* _Parts of the exercise_
**1)** In the message about encryption in PostgreSQL, what threat does the design guard against?
**2)** Write the next part of the message about encryption in PostgreSQL, picking up after its final sentence.

— Begin Reading passage —

We call that a threat model. There can be many threat models, of
course.

> user wants to defend against a threat that is malicious user who
> logged in OS or database steals an important data on datbase this
> design TDE would not help. Because such user can steal the data by
> getting a memory dump or by SQL. That is of course differs depending
> on system requirements or security compliance but what threats do you
> want to defend database data against? and why?

This design guards (somewhat) againts the threat of the storage theft
(e.g., because the storage is remote). It's a fine threat model to
address, but it's also a lot easier to address in the filesystem or
device drivers -- there's no need to do this in PostgreSQL itself except
so as to support it on all platforms regardless of OS capabilities.

Note that unless the pg_catalog is protected against manipulation by
remote storage, then TDE for user tables might be possible to
compromise. Like so: the attacker manipulates the pg_catalog to
escalate privelege in order to obtain the TDE keys. This argues for
full database encryption, not just specific tables or columns. But
again, this is for the threat model where the storage is the threat.

— End Reading passage —
— Begin Record excerpts —

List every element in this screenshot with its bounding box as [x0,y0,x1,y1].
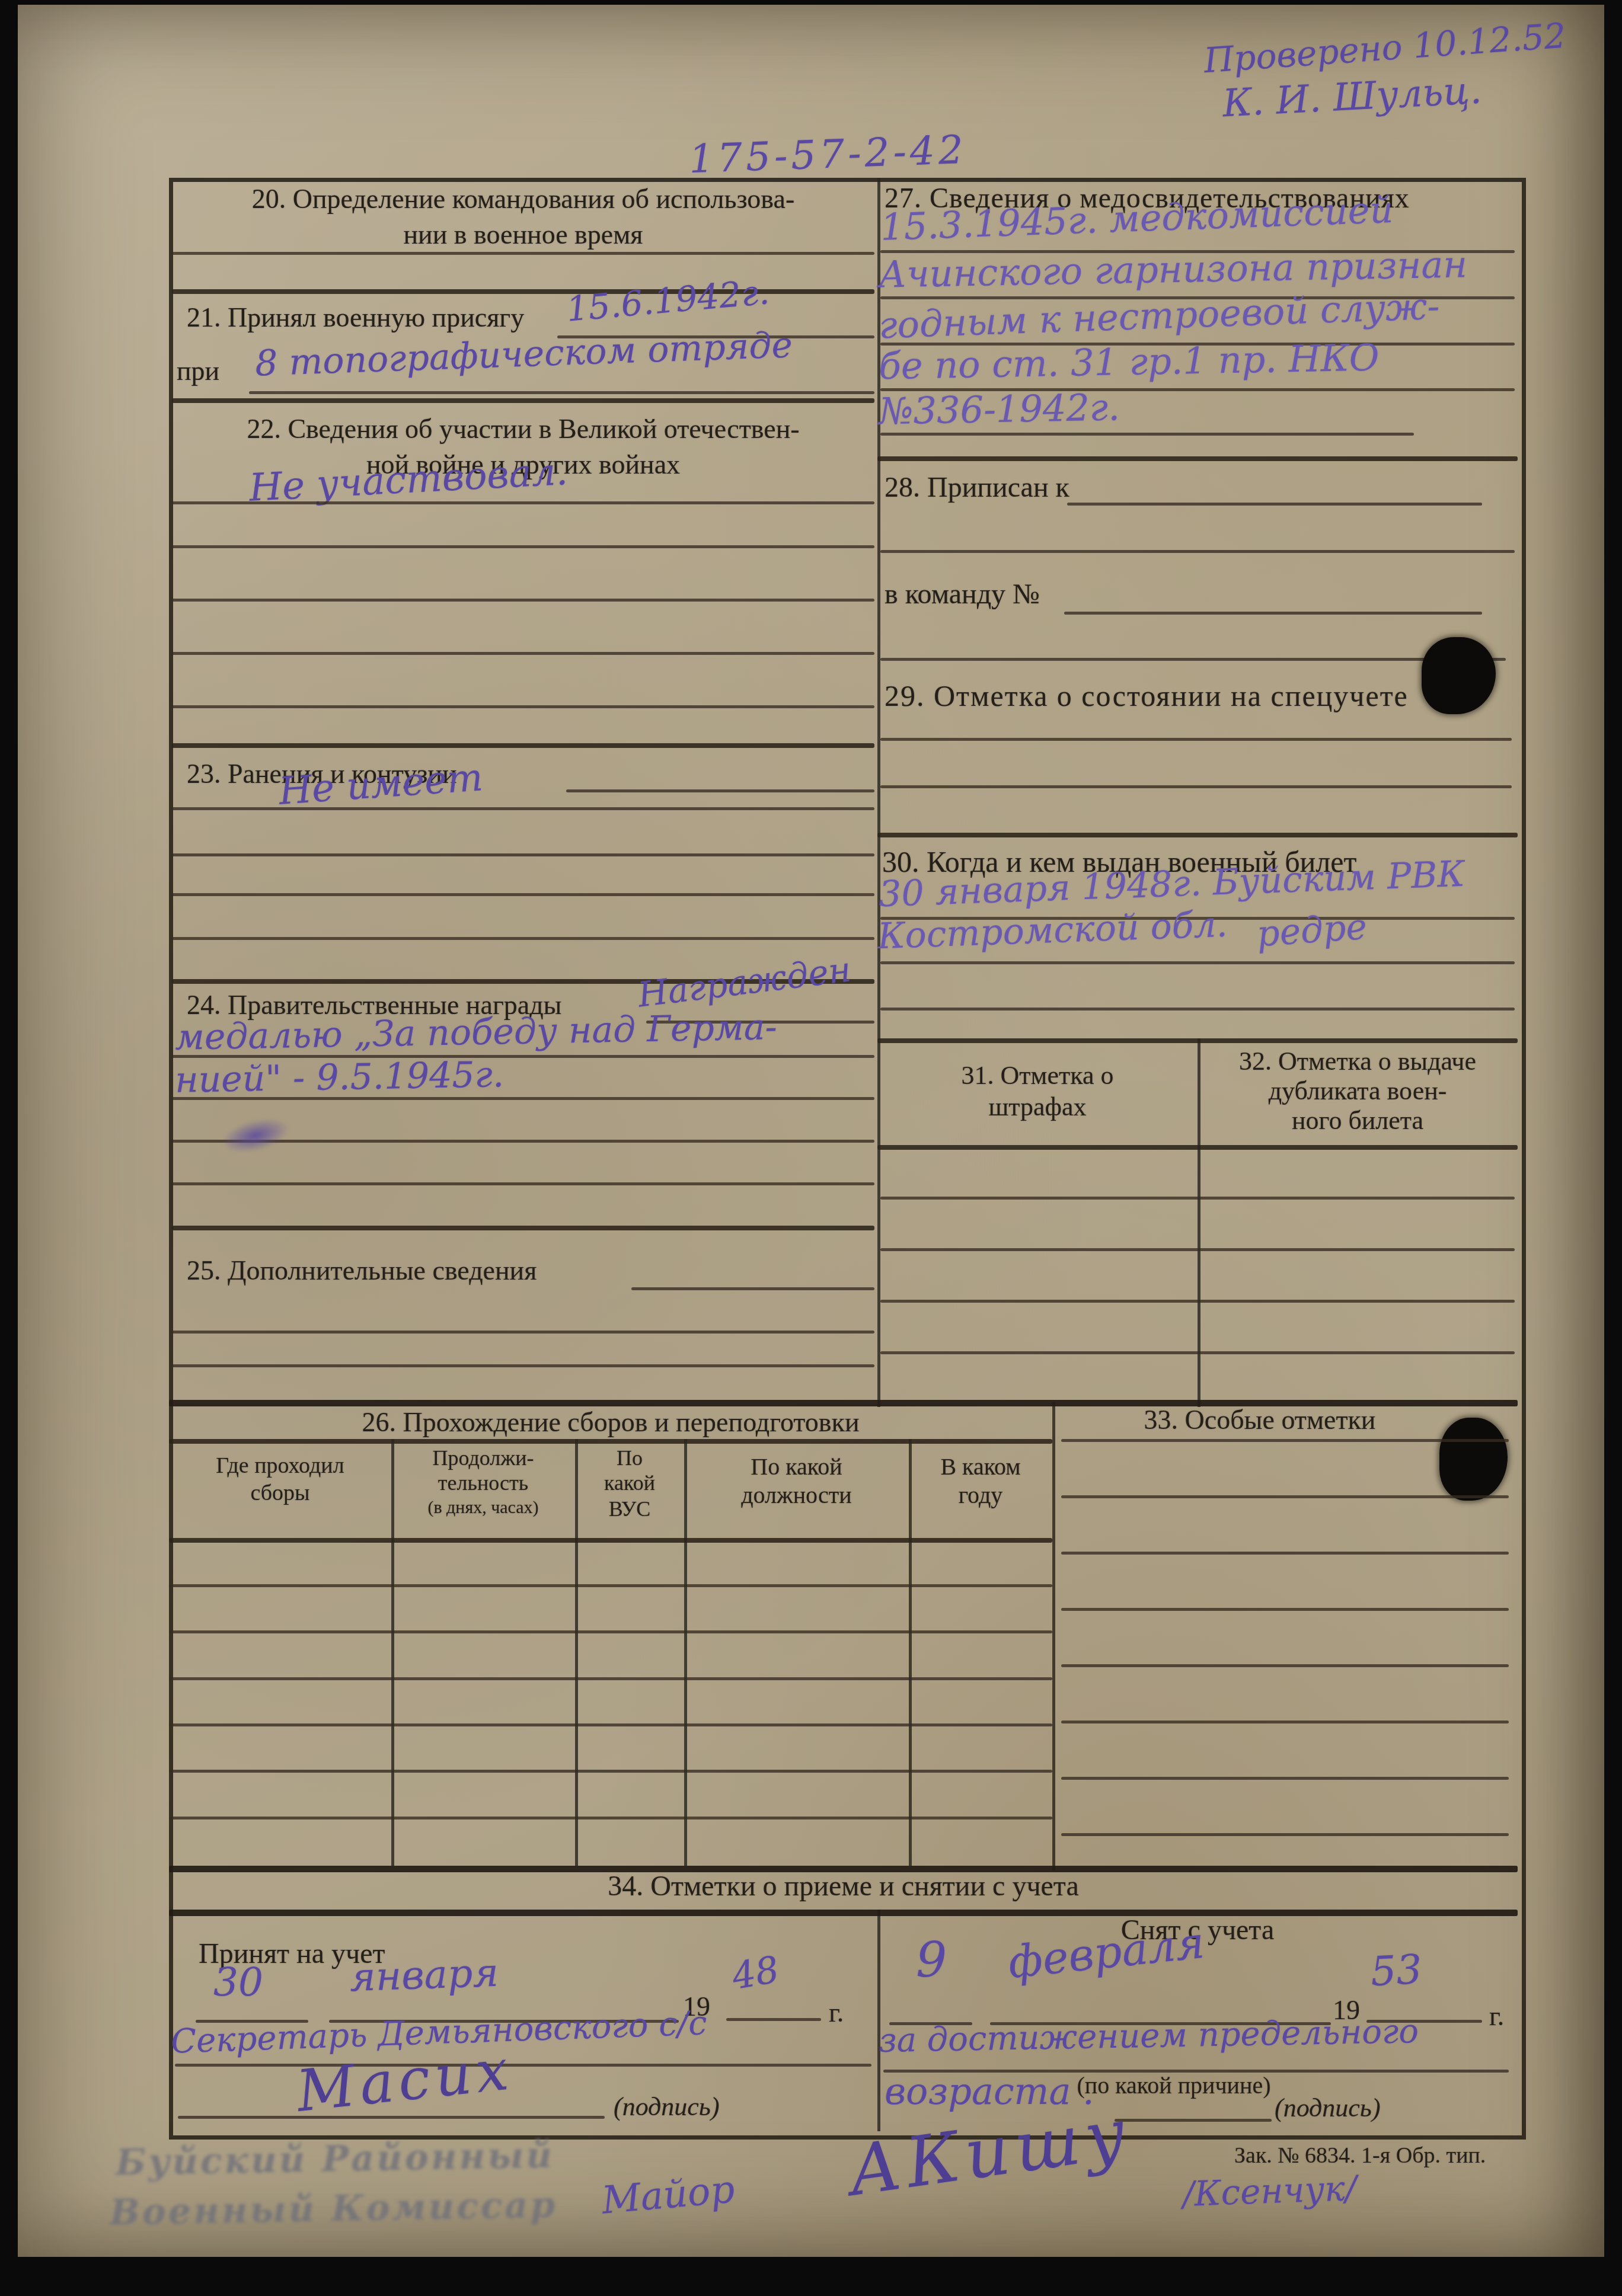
ruled-line [1061,1608,1509,1611]
registered-month-handwritten: января [349,1953,499,1998]
col-header-year-2: году [909,1483,1052,1508]
ruled-line [169,1439,1052,1444]
field-28-team-label: в команду № [885,580,1040,609]
ruled-line [249,391,874,394]
col-header-position-2: должности [684,1483,909,1508]
doc-number: 175-57-2-42 [688,130,968,179]
table-row-line [880,1300,1515,1303]
table-row-line [880,1248,1515,1251]
ruled-line [172,853,874,856]
ruled-line [172,743,874,748]
ruled-line [172,705,874,708]
ruled-line [172,1097,874,1100]
col-header-where: Где проходил [169,1454,391,1478]
field-20-title-2: нии в военное время [172,220,874,249]
table-row-line [169,1770,1052,1773]
field-24-handwritten-3: нией" - 9.5.1945г. [175,1057,505,1098]
ruled-line [880,658,1506,661]
paper: Проверено 10.12.52 К. И. Шульц. 175-57-2… [18,5,1604,2257]
table-row-line [880,1351,1515,1354]
field-30-handwritten-paraph: редре [1256,909,1368,952]
ruled-line [880,433,1414,436]
ruled-line [566,789,874,792]
rank-handwritten: Майор [601,2170,736,2220]
ruled-line [1064,612,1482,615]
registered-year-handwritten: 48 [729,1951,781,1996]
ruled-line [880,550,1515,553]
table-row-line [169,1723,1052,1726]
corner-note-line1: Проверено 10.12.52 [1203,18,1567,78]
ruled-line [172,1182,874,1185]
table-row-line [880,1197,1515,1200]
ruled-line [877,833,1518,837]
ruled-line [1061,1833,1509,1836]
ruled-line [172,599,874,602]
ruled-line [172,1364,874,1367]
ruled-line [877,1038,1518,1043]
field-32-title-2: дубликата воен- [1198,1077,1518,1105]
field-34-title: 34. Отметки о приеме и снятии с учета [169,1872,1518,1901]
secondary-signature: /Ксенчук/ [1182,2171,1357,2211]
ruled-line [172,652,874,655]
deregistered-podpis-label: (подпись) [1275,2094,1381,2122]
field-27-handwritten-4: бе по ст. 31 гр.1 пр. НКО [879,340,1380,385]
column-divider [1052,1402,1055,1870]
ruled-line [172,893,874,896]
col-header-year: В каком [909,1454,1052,1479]
table-row-line [169,1677,1052,1680]
field-32-title: 32. Отметка о выдаче [1198,1048,1518,1075]
commissariat-stamp-line1: Буйский Районный [115,2135,554,2184]
ruled-line [1061,1721,1509,1723]
field-22-title: 22. Сведения об участии в Великой отечес… [172,415,874,443]
ruled-line [172,501,874,504]
ruled-line [172,807,874,810]
deregistered-reason-handwritten-1: за достижением предельного [879,2015,1419,2058]
ruled-line [178,2116,605,2119]
col-header-duration: Продолжи- [391,1447,575,1470]
ruled-line [172,1226,874,1230]
col-header-duration-2: тельность [391,1472,575,1495]
ruled-line [877,456,1518,461]
ruled-line [1061,1777,1509,1780]
ruled-line [172,1331,874,1334]
col-header-vus-2: какой [575,1472,684,1495]
ruled-line [172,545,874,548]
ruled-line [1061,1664,1509,1667]
ruled-line [1115,2119,1272,2122]
registered-day-handwritten: 30 [213,1963,263,2002]
deregistered-day-handwritten: 9 [916,1937,947,1985]
ruled-line [175,2064,871,2067]
table-row-line [169,1817,1052,1819]
ruled-line [880,961,1515,964]
field-20-title: 20. Определение командования об использо… [172,185,874,213]
ruled-line [1061,1439,1509,1442]
field-26-title: 26. Прохождение сборов и переподготовки [169,1408,1052,1437]
col-header-position: По какой [684,1454,909,1479]
ruled-line [880,1008,1515,1011]
field-25-label: 25. Дополнительные сведения [187,1256,537,1285]
field-21-label: 21. Принял военную присягу [187,303,524,332]
ruled-line [726,2018,821,2021]
ruled-line [631,1287,874,1290]
col-header-duration-3: (в днях, часах) [391,1498,575,1517]
ruled-line [172,252,874,255]
table-row-line [169,1584,1052,1587]
col-header-vus-3: ВУС [575,1498,684,1521]
deregistered-year-suffix: г. [1489,2002,1504,2030]
commissariat-stamp-line2: Военный Комиссар [109,2184,557,2233]
field-21-at-label: при [177,357,219,385]
ruled-line [1061,1495,1509,1498]
field-28-label: 28. Приписан к [885,473,1069,503]
field-24-handwritten-2: медалью „За победу над Герма- [175,1009,778,1056]
ruled-line [172,937,874,940]
ruled-line [880,785,1512,788]
field-31-title: 31. Отметка о [877,1062,1198,1089]
col-header-where-2: сборы [169,1482,391,1505]
print-shop-note: Зак. № 6834. 1-я Обр. тип. [1234,2144,1486,2168]
field-27-handwritten-5: №336-1942г. [878,389,1120,430]
ruled-line [169,1538,1052,1543]
col-header-vus: По [575,1447,684,1470]
ruled-line [1067,503,1482,506]
field-29-title: 29. Отметка о состоянии на спецучете [885,680,1409,712]
ruled-line [1061,1552,1509,1555]
table-row-line [169,1630,1052,1633]
ruled-line [877,1145,1518,1150]
ruled-line [172,398,874,403]
corner-note-line2: К. И. Шульц. [1222,72,1483,123]
scanned-military-card-page: Проверено 10.12.52 К. И. Шульц. 175-57-2… [0,0,1622,2296]
registered-year-suffix: г. [829,1998,844,2027]
field-31-title-2: штрафах [877,1093,1198,1121]
registered-podpis-label: (подпись) [614,2093,720,2121]
deregistered-year-handwritten: 53 [1369,1950,1423,1993]
field-32-title-3: ного билета [1198,1107,1518,1134]
ruled-line [880,738,1512,741]
field-33-title: 33. Особые отметки [1052,1406,1467,1434]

— End Record excerpts —

* _Responses by task_
**1)** The theft of storage, for example because the storage is remote.

**2)**
Another similar thread model is dump management, where dumps are sent
off-site where untrusted users might read them, or even edit them in the
hopes that they will be used for restores and thus compromise the
database. This is most easily addressed by just encrypting the backups
externally to PG.

Threat models where client users are the threat are easily handled by
PG's permissions system.

I think any threat model where DBAs are not the threat is just not that
interesting to address with crypto within postgres itself...

Encryption to public keys for which postgres does not have private keys
would be one way to address DBAs-as-the-thread, but this is easily done
with an extension... A small amount of syntactic sugar might help:

CREATE ROLE "bar" WITH (PUBLIC KEY "...");

CREATE TABLE foo (
name TEXT PRIMARY KEY,
payload TEXT ENCRYPTED TO ROLE "bar" BOUND TO name
);

but this is just syntactic sugar, so not that valuable. On the other
hand, just a bit of syntactic sugar can help tick a feature checkbox,
which might be very valuable for marketing reasons even if it's not
valuable for any other reason.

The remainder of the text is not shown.